Directions | Find every line containing the word "plans" and report the count, nothing more.

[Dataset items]
* Begin *

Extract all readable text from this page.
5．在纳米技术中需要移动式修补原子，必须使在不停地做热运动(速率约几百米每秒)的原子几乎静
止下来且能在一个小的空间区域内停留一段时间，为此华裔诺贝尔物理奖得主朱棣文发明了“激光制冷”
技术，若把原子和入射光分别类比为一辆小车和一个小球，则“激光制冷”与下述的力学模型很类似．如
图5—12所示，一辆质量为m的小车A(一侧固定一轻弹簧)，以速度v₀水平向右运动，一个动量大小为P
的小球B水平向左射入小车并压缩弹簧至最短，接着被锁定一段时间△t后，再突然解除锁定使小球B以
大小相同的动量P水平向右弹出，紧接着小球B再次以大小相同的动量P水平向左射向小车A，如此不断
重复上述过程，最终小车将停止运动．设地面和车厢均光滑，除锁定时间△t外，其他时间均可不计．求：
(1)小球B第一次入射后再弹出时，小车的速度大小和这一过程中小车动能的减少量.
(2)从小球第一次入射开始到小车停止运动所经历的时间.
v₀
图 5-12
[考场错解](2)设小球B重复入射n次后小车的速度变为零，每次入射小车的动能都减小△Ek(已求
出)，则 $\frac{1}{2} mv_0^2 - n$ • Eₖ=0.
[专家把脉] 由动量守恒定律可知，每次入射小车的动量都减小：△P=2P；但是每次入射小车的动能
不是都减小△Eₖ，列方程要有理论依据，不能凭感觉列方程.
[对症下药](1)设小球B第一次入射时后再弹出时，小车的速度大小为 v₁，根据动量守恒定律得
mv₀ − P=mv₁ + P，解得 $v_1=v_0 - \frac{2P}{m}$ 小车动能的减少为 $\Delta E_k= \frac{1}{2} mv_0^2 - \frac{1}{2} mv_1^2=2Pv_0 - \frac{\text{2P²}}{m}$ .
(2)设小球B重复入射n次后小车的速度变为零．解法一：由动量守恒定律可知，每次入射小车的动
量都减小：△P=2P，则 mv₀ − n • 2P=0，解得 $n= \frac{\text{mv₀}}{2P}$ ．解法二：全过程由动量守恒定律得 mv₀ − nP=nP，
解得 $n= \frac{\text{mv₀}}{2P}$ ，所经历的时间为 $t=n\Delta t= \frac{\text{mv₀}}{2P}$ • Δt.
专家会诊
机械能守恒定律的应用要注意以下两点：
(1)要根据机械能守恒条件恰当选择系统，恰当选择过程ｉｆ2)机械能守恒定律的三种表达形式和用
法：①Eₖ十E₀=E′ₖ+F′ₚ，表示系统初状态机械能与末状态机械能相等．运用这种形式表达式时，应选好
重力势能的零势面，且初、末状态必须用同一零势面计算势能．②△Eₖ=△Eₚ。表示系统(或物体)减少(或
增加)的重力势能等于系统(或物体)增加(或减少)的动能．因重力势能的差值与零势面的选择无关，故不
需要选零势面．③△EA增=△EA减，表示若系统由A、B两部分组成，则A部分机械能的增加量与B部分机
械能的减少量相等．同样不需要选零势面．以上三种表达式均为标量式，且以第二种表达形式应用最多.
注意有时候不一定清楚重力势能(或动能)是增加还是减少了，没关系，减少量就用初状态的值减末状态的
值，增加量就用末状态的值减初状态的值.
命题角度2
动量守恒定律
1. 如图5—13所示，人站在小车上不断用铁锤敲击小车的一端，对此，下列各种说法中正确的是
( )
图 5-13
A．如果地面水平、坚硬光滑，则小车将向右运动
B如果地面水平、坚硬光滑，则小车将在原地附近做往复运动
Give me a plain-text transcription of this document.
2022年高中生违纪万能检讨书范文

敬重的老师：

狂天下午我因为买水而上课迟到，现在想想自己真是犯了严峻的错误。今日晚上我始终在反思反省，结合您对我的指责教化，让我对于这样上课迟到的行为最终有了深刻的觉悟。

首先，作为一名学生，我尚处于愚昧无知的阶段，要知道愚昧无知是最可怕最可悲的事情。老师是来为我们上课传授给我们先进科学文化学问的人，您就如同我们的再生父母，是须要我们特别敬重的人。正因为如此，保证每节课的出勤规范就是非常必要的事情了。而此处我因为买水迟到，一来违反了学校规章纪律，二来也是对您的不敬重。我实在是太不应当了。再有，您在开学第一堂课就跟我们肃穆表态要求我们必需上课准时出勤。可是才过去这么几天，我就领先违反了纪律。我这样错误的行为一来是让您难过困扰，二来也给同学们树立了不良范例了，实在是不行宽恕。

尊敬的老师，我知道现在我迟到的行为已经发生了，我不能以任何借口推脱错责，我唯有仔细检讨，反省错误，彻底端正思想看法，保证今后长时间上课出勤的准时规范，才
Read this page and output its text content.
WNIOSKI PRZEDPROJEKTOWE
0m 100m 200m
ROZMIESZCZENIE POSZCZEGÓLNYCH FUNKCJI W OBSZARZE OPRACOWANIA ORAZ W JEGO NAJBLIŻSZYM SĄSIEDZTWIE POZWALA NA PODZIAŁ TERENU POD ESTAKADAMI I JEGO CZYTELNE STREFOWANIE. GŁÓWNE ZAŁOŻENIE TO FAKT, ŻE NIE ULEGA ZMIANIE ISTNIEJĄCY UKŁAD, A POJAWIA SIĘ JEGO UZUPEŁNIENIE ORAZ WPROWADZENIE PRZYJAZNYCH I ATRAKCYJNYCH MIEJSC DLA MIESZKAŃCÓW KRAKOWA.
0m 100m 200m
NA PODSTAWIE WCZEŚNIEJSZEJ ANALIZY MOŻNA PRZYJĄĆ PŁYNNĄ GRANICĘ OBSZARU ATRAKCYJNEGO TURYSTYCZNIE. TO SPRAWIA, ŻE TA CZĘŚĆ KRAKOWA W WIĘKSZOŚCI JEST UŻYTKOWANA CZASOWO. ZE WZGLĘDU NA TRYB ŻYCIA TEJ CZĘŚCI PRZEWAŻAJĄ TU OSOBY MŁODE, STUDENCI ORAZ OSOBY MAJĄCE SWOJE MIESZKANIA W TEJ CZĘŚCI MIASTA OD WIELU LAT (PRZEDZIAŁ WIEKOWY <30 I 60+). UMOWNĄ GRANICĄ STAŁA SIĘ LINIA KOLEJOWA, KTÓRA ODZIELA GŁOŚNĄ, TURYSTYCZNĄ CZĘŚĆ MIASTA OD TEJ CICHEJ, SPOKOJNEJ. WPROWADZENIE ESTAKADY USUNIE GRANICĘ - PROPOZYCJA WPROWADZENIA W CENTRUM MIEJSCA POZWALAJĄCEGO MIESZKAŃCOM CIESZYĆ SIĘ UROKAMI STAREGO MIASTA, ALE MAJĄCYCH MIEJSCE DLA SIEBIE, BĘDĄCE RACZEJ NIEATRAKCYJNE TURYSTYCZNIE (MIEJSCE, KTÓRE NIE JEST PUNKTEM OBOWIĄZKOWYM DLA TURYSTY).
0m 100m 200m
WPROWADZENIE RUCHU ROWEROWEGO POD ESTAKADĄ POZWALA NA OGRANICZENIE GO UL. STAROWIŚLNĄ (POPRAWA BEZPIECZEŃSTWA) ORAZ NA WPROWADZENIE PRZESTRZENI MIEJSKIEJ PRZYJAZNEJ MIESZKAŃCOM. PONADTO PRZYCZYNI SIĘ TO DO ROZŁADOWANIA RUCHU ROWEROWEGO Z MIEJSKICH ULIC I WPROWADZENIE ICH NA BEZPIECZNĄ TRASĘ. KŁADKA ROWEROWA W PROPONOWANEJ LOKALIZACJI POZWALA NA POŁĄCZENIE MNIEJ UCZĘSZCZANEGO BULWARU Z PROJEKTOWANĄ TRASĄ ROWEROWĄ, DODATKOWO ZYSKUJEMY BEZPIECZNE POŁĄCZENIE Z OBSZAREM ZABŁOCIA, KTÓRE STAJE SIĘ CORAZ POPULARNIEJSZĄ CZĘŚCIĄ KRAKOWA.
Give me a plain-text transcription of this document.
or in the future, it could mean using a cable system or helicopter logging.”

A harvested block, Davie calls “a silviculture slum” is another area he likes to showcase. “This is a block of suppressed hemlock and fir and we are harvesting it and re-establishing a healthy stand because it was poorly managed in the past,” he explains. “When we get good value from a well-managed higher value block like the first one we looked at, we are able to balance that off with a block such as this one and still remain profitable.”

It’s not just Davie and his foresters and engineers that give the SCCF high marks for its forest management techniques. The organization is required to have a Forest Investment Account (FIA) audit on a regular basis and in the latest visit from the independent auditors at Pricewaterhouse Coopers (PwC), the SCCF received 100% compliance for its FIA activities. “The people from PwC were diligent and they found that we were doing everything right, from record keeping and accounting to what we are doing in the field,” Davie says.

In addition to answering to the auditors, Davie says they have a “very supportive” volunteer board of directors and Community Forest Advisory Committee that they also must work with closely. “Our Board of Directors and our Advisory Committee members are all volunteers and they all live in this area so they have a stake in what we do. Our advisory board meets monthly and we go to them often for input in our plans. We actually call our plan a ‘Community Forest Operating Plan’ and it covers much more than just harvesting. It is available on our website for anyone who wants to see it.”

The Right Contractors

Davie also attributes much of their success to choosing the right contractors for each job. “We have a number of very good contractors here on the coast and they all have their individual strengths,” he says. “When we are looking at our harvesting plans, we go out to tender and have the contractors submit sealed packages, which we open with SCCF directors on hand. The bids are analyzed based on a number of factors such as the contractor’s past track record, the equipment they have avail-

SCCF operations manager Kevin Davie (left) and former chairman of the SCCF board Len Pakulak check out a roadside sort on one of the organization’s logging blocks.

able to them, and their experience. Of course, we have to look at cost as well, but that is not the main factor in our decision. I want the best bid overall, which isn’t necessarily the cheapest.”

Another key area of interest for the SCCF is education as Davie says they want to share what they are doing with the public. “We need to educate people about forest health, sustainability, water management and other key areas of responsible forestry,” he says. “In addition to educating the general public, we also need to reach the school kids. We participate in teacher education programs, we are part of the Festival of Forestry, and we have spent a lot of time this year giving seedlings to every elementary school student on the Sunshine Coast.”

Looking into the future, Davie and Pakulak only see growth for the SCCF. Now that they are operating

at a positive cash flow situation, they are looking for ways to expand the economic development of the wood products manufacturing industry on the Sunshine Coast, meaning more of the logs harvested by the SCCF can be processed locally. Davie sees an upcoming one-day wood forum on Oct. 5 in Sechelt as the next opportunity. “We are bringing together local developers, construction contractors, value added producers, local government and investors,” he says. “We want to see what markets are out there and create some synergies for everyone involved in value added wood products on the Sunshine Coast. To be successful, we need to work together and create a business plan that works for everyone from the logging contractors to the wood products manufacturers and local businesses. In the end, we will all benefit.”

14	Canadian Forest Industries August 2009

* End *

Task solution | 2